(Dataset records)
--- Begin ---

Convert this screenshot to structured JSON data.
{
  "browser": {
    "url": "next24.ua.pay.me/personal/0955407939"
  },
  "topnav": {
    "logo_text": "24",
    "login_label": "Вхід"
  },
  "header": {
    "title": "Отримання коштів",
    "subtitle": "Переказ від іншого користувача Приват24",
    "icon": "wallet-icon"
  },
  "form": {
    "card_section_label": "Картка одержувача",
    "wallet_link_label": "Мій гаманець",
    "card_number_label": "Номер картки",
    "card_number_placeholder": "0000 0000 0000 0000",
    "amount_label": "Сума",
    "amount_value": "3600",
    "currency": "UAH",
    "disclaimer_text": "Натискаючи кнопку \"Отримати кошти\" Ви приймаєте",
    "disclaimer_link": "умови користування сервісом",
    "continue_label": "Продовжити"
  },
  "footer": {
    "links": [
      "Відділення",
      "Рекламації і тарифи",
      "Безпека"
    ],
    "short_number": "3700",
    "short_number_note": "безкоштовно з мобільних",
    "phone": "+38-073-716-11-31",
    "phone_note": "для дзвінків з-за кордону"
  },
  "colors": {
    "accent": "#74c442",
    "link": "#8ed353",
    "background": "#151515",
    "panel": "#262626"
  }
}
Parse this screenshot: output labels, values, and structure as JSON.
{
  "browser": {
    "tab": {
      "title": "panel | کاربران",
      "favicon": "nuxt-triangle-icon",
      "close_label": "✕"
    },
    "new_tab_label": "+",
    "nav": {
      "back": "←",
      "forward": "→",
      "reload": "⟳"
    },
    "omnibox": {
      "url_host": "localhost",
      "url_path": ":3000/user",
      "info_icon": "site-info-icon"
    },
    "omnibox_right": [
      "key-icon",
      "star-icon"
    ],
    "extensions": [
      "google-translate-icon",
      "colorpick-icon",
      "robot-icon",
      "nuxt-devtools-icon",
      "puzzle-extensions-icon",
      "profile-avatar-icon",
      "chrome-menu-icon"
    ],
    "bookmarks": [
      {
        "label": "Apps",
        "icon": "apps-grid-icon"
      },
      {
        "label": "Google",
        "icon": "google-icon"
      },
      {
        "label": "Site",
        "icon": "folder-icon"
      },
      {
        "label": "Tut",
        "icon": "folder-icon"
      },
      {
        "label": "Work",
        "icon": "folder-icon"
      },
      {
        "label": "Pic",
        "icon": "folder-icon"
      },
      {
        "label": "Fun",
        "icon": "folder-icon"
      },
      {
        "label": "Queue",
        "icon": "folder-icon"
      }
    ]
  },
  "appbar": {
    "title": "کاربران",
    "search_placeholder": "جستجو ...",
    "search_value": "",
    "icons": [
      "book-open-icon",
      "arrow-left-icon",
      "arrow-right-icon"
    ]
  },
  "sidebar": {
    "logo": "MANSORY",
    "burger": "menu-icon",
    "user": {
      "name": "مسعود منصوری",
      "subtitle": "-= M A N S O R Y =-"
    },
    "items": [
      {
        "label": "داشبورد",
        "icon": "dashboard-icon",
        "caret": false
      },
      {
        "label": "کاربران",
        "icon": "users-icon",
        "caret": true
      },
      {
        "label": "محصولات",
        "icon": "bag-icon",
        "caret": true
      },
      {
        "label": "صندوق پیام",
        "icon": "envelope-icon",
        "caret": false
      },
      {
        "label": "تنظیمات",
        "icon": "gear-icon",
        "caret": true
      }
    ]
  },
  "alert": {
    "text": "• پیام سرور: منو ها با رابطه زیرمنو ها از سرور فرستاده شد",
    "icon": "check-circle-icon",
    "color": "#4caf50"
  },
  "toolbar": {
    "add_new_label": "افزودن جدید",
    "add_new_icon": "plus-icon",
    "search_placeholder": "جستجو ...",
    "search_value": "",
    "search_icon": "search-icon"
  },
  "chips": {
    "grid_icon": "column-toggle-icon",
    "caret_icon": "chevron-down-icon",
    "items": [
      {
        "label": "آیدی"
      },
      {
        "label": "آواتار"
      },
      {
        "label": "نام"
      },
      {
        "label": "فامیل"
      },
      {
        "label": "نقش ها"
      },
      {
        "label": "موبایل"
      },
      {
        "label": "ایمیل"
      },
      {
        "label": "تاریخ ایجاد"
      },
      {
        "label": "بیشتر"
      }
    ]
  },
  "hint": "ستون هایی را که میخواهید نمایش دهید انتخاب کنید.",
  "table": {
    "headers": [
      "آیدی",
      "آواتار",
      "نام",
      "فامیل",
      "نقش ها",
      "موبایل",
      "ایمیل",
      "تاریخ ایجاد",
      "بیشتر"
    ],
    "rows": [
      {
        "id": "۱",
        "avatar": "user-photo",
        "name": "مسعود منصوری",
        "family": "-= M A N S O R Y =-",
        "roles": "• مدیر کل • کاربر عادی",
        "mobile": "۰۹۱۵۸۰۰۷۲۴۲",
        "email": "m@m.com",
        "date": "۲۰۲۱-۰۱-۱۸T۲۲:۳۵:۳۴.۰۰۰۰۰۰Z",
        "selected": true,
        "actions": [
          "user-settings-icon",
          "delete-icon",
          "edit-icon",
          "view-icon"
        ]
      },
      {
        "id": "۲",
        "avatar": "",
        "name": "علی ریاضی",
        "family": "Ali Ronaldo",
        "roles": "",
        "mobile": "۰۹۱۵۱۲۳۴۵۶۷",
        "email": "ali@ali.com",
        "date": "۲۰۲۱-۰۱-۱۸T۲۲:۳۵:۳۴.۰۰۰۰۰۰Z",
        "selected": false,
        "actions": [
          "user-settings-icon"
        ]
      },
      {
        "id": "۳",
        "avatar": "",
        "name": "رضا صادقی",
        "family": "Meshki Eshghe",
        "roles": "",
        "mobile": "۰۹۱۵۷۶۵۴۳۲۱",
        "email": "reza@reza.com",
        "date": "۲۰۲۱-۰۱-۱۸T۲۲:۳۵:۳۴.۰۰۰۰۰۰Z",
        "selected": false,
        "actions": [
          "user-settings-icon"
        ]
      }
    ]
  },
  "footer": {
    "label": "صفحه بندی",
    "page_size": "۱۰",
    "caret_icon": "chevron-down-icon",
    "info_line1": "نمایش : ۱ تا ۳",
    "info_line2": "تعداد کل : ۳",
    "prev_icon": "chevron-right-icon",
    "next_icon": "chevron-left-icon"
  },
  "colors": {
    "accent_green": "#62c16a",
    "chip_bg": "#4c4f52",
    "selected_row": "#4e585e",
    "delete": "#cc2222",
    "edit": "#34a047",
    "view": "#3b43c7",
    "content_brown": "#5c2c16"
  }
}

--- End ---

> **EXERCISE BRIEF**: Retype each record exactly, leaving nothing out.

> **TASK SOLUTION**:
Convert this screenshot to structured JSON data.
{
  "browser": {
    "url": "next24.ua.pay.me/personal/0955407939"
  },
  "topnav": {
    "logo_text": "24",
    "login_label": "Вхід"
  },
  "header": {
    "title": "Отримання коштів",
    "subtitle": "Переказ від іншого користувача Приват24",
    "icon": "wallet-icon"
  },
  "form": {
    "card_section_label": "Картка одержувача",
    "wallet_link_label": "Мій гаманець",
    "card_number_label": "Номер картки",
    "card_number_placeholder": "0000 0000 0000 0000",
    "amount_label": "Сума",
    "amount_value": "3600",
    "currency": "UAH",
    "disclaimer_text": "Натискаючи кнопку \"Отримати кошти\" Ви приймаєте",
    "disclaimer_link": "умови користування сервісом",
    "continue_label": "Продовжити"
  },
  "footer": {
    "links": [
      "Відділення",
      "Рекламації і тарифи",
      "Безпека"
    ],
    "short_number": "3700",
    "short_number_note": "безкоштовно з мобільних",
    "phone": "+38-073-716-11-31",
    "phone_note": "для дзвінків з-за кордону"
  },
  "colors": {
    "accent": "#74c442",
    "link": "#8ed353",
    "background": "#151515",
    "panel": "#262626"
  }
}
Parse this screenshot: output labels, values, and structure as JSON.
{
  "browser": {
    "tab": {
      "title": "panel | کاربران",
      "favicon": "nuxt-triangle-icon",
      "close_label": "✕"
    },
    "new_tab_label": "+",
    "nav": {
      "back": "←",
      "forward": "→",
      "reload": "⟳"
    },
    "omnibox": {
      "url_host": "localhost",
      "url_path": ":3000/user",
      "info_icon": "site-info-icon"
    },
    "omnibox_right": [
      "key-icon",
      "star-icon"
    ],
    "extensions": [
      "google-translate-icon",
      "colorpick-icon",
      "robot-icon",
      "nuxt-devtools-icon",
      "puzzle-extensions-icon",
      "profile-avatar-icon",
      "chrome-menu-icon"
    ],
    "bookmarks": [
      {
        "label": "Apps",
        "icon": "apps-grid-icon"
      },
      {
        "label": "Google",
        "icon": "google-icon"
      },
      {
        "label": "Site",
        "icon": "folder-icon"
      },
      {
        "label": "Tut",
        "icon": "folder-icon"
      },
      {
        "label": "Work",
        "icon": "folder-icon"
      },
      {
        "label": "Pic",
        "icon": "folder-icon"
      },
      {
        "label": "Fun",
        "icon": "folder-icon"
      },
      {
        "label": "Queue",
        "icon": "folder-icon"
      }
    ]
  },
  "appbar": {
    "title": "کاربران",
    "search_placeholder": "جستجو ...",
    "search_value": "",
    "icons": [
      "book-open-icon",
      "arrow-left-icon",
      "arrow-right-icon"
    ]
  },
  "sidebar": {
    "logo": "MANSORY",
    "burger": "menu-icon",
    "user": {
      "name": "مسعود منصوری",
      "subtitle": "-= M A N S O R Y =-"
    },
    "items": [
      {
        "label": "داشبورد",
        "icon": "dashboard-icon",
        "caret": false
      },
      {
        "label": "کاربران",
        "icon": "users-icon",
        "caret": true
      },
      {
        "label": "محصولات",
        "icon": "bag-icon",
        "caret": true
      },
      {
        "label": "صندوق پیام",
        "icon": "envelope-icon",
        "caret": false
      },
      {
        "label": "تنظیمات",
        "icon": "gear-icon",
        "caret": true
      }
    ]
  },
  "alert": {
    "text": "• پیام سرور: منو ها با رابطه زیرمنو ها از سرور فرستاده شد",
    "icon": "check-circle-icon",
    "color": "#4caf50"
  },
  "toolbar": {
    "add_new_label": "افزودن جدید",
    "add_new_icon": "plus-icon",
    "search_placeholder": "جستجو ...",
    "search_value": "",
    "search_icon": "search-icon"
  },
  "chips": {
    "grid_icon": "column-toggle-icon",
    "caret_icon": "chevron-down-icon",
    "items": [
      {
        "label": "آیدی"
      },
      {
        "label": "آواتار"
      },
      {
        "label": "نام"
      },
      {
        "label": "فامیل"
      },
      {
        "label": "نقش ها"
      },
      {
        "label": "موبایل"
      },
      {
        "label": "ایمیل"
      },
      {
        "label": "تاریخ ایجاد"
      },
      {
        "label": "بیشتر"
      }
    ]
  },
  "hint": "ستون هایی را که میخواهید نمایش دهید انتخاب کنید.",
  "table": {
    "headers": [
      "آیدی",
      "آواتار",
      "نام",
      "فامیل",
      "نقش ها",
      "موبایل",
      "ایمیل",
      "تاریخ ایجاد",
      "بیشتر"
    ],
    "rows": [
      {
        "id": "۱",
        "avatar": "user-photo",
        "name": "مسعود منصوری",
        "family": "-= M A N S O R Y =-",
        "roles": "• مدیر کل • کاربر عادی",
        "mobile": "۰۹۱۵۸۰۰۷۲۴۲",
        "email": "m@m.com",
        "date": "۲۰۲۱-۰۱-۱۸T۲۲:۳۵:۳۴.۰۰۰۰۰۰Z",
        "selected": true,
        "actions": [
          "user-settings-icon",
          "delete-icon",
          "edit-icon",
          "view-icon"
        ]
      },
      {
        "id": "۲",
        "avatar": "",
        "name": "علی ریاضی",
        "family": "Ali Ronaldo",
        "roles": "",
        "mobile": "۰۹۱۵۱۲۳۴۵۶۷",
        "email": "ali@ali.com",
        "date": "۲۰۲۱-۰۱-۱۸T۲۲:۳۵:۳۴.۰۰۰۰۰۰Z",
        "selected": false,
        "actions": [
          "user-settings-icon"
        ]
      },
      {
        "id": "۳",
        "avatar": "",
        "name": "رضا صادقی",
        "family": "Meshki Eshghe",
        "roles": "",
        "mobile": "۰۹۱۵۷۶۵۴۳۲۱",
        "email": "reza@reza.com",
        "date": "۲۰۲۱-۰۱-۱۸T۲۲:۳۵:۳۴.۰۰۰۰۰۰Z",
        "selected": false,
        "actions": [
          "user-settings-icon"
        ]
      }
    ]
  },
  "footer": {
    "label": "صفحه بندی",
    "page_size": "۱۰",
    "caret_icon": "chevron-down-icon",
    "info_line1": "نمایش : ۱ تا ۳",
    "info_line2": "تعداد کل : ۳",
    "prev_icon": "chevron-right-icon",
    "next_icon": "chevron-left-icon"
  },
  "colors": {
    "accent_green": "#62c16a",
    "chip_bg": "#4c4f52",
    "selected_row": "#4e585e",
    "delete": "#cc2222",
    "edit": "#34a047",
    "view": "#3b43c7",
    "content_brown": "#5c2c16"
  }
}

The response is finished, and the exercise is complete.